'''
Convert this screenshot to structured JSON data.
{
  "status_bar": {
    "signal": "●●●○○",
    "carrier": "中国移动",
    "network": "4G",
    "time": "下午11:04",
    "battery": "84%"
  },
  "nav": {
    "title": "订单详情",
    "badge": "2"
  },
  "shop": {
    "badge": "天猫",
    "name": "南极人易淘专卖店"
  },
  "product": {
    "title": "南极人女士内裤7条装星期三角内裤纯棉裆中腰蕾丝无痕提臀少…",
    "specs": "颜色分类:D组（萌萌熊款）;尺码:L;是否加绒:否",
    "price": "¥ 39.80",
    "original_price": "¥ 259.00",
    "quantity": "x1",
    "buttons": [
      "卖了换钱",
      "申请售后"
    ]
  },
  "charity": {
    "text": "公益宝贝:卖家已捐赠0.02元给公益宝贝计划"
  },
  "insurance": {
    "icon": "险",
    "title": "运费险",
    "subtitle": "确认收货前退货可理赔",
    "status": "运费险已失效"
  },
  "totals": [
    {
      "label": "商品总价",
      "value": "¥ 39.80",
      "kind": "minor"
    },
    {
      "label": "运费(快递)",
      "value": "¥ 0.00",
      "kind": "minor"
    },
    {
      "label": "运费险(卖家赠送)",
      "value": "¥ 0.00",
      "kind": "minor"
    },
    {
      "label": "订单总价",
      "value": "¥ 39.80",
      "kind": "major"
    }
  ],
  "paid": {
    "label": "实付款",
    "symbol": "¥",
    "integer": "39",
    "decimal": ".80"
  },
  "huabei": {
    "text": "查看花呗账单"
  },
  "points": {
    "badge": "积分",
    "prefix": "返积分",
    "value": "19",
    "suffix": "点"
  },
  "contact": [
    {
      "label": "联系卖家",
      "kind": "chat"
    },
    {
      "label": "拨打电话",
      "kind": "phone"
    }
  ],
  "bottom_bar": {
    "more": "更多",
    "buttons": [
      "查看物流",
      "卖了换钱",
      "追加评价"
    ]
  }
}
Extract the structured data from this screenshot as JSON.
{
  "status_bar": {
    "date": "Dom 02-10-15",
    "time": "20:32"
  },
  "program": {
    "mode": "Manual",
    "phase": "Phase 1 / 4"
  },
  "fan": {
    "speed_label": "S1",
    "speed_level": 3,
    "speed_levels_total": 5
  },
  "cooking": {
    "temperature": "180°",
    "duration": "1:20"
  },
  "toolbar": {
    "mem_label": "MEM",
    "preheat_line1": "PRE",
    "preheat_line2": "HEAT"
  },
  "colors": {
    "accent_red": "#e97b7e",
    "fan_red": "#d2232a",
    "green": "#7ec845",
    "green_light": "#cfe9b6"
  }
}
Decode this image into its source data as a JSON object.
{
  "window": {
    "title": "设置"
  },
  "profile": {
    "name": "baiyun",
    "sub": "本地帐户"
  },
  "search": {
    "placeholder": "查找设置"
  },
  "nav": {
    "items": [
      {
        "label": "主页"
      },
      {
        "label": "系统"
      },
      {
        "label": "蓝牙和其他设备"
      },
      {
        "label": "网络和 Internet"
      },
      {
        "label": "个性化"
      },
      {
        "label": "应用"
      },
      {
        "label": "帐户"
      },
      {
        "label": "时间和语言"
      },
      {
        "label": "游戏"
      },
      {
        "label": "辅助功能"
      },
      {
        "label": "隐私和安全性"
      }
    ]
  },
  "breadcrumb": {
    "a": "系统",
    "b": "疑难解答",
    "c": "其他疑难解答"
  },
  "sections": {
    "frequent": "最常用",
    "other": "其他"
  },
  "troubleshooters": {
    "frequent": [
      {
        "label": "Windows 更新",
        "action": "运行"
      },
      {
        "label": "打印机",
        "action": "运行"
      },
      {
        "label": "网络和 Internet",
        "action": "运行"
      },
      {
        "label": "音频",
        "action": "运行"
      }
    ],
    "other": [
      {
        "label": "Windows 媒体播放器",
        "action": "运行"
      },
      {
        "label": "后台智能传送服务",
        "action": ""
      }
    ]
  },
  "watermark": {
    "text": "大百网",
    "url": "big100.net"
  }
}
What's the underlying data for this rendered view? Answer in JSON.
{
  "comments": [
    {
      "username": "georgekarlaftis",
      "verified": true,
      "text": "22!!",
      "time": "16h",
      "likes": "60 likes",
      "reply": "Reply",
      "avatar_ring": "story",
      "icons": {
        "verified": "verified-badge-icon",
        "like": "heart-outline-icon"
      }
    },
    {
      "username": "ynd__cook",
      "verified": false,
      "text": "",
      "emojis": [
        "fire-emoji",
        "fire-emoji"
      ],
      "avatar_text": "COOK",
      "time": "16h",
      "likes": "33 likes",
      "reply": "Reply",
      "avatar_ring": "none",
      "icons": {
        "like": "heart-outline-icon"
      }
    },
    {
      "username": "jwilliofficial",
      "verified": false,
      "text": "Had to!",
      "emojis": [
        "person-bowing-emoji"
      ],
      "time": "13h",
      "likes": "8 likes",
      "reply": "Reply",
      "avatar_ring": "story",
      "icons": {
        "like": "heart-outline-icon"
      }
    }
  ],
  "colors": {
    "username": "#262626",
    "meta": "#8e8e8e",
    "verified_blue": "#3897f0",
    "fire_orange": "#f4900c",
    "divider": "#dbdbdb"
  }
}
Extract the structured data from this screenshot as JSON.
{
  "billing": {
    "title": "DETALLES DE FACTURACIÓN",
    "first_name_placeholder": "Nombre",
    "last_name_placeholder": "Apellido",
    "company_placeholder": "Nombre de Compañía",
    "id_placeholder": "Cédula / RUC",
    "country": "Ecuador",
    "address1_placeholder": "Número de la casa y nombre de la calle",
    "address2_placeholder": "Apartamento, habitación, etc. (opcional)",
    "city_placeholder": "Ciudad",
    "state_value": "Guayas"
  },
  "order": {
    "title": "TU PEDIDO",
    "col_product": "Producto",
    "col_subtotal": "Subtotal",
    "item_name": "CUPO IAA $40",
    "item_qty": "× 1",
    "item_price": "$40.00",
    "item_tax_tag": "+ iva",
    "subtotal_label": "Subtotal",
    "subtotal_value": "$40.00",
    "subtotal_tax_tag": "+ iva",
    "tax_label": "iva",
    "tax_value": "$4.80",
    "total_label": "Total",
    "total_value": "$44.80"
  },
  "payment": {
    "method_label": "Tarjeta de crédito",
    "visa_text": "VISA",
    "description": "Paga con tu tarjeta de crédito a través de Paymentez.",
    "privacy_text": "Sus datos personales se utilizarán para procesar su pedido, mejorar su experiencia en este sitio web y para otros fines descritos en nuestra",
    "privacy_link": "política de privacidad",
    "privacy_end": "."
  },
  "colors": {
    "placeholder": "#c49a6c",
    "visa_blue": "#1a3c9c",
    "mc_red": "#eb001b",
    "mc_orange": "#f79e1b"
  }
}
'''
The exercise: Provide the number of lines in the data above that contain the string "this", and nothing else.

Task response: 5